:: Raw records ::
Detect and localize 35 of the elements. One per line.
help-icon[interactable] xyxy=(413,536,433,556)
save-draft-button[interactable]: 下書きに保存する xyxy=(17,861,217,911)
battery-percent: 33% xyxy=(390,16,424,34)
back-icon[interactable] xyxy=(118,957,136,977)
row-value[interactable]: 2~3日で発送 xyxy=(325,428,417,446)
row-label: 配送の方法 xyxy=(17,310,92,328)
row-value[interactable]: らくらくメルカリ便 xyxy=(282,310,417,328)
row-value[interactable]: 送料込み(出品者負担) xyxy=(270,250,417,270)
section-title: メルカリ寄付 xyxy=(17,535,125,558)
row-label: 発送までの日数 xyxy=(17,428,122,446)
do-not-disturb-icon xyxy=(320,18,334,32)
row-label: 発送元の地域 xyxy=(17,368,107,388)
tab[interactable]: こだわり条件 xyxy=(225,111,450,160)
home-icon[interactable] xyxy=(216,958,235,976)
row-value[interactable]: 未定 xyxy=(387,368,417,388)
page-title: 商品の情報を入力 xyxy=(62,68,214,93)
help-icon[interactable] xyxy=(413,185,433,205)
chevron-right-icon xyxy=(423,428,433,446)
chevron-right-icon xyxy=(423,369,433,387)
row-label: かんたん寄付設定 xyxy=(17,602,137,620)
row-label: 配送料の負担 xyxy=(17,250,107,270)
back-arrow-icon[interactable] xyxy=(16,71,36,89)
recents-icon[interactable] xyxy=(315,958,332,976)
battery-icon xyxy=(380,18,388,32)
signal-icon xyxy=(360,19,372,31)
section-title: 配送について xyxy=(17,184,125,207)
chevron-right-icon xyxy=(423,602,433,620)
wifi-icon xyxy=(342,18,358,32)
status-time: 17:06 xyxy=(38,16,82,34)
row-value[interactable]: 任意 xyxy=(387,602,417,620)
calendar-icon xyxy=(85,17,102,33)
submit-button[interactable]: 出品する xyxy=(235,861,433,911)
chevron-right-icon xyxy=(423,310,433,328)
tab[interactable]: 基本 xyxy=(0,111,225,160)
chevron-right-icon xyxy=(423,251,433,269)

:: Problem ::
Please convert the rows, from the first one through the line containing "tab[interactable]: こだわり条件 xyxy=(225,111,450,160)", into a Markdown table with the columns Number and Row Text, skipping any blank lines.

:: Task result ::
| Number | Row Text |
|---|---|
| 1 | Detect and localize 35 of the elements. One per line. |
| 2 | help-icon[interactable] xyxy=(413,536,433,556) |
| 3 | save-draft-button[interactable]: 下書きに保存する xyxy=(17,861,217,911) |
| 4 | battery-percent: 33% xyxy=(390,16,424,34) |
| 5 | back-icon[interactable] xyxy=(118,957,136,977) |
| 6 | row-value[interactable]: 2~3日で発送 xyxy=(325,428,417,446) |
| 7 | row-label: 配送の方法 xyxy=(17,310,92,328) |
| 8 | row-value[interactable]: らくらくメルカリ便 xyxy=(282,310,417,328) |
| 9 | row-value[interactable]: 送料込み(出品者負担) xyxy=(270,250,417,270) |
| 10 | section-title: メルカリ寄付 xyxy=(17,535,125,558) |
| 11 | row-label: 発送までの日数 xyxy=(17,428,122,446) |
| 12 | do-not-disturb-icon xyxy=(320,18,334,32) |
| 13 | row-label: 発送元の地域 xyxy=(17,368,107,388) |
| 14 | tab[interactable]: こだわり条件 xyxy=(225,111,450,160) |